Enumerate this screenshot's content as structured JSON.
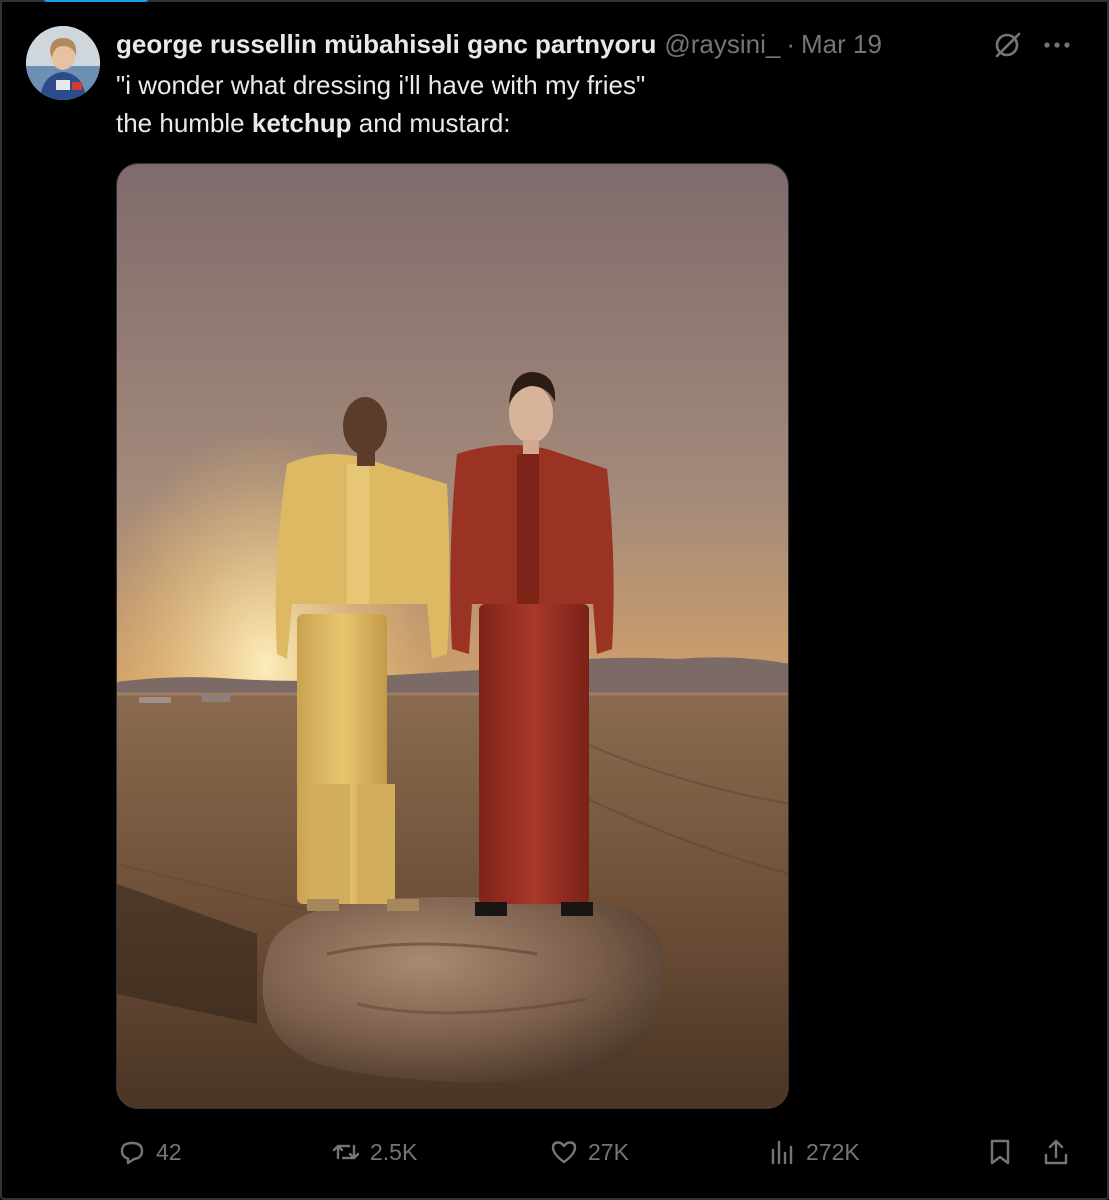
{
  "tweet": {
    "display_name": "george russellin mübahisəli gənc partnyoru",
    "handle": "@raysini_",
    "separator": "·",
    "date": "Mar 19",
    "text_line1": "\"i wonder what dressing i'll have with my fries\"",
    "text_line2_pre": "the humble ",
    "text_line2_bold": "ketchup",
    "text_line2_post": " and mustard:"
  },
  "icons": {
    "header": [
      "grok-icon",
      "more-icon"
    ],
    "actions": [
      "reply-icon",
      "retweet-icon",
      "like-icon",
      "views-icon",
      "bookmark-icon",
      "share-icon"
    ]
  },
  "actions": {
    "replies": "42",
    "retweets": "2.5K",
    "likes": "27K",
    "views": "272K"
  },
  "colors": {
    "background": "#000000",
    "text": "#e7e9ea",
    "muted": "#71767b",
    "accent": "#1d9bf0"
  }
}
- - - -
◆ **PROMPT**: Give the data above again in full and unchanged, skipping the pictures.

◆ **RESULT FOR THIS EXERCISE**:
Enumerate this screenshot's content as structured JSON.
{
  "tweet": {
    "display_name": "george russellin mübahisəli gənc partnyoru",
    "handle": "@raysini_",
    "separator": "·",
    "date": "Mar 19",
    "text_line1": "\"i wonder what dressing i'll have with my fries\"",
    "text_line2_pre": "the humble ",
    "text_line2_bold": "ketchup",
    "text_line2_post": " and mustard:"
  },
  "icons": {
    "header": [
      "grok-icon",
      "more-icon"
    ],
    "actions": [
      "reply-icon",
      "retweet-icon",
      "like-icon",
      "views-icon",
      "bookmark-icon",
      "share-icon"
    ]
  },
  "actions": {
    "replies": "42",
    "retweets": "2.5K",
    "likes": "27K",
    "views": "272K"
  },
  "colors": {
    "background": "#000000",
    "text": "#e7e9ea",
    "muted": "#71767b",
    "accent": "#1d9bf0"
  }
}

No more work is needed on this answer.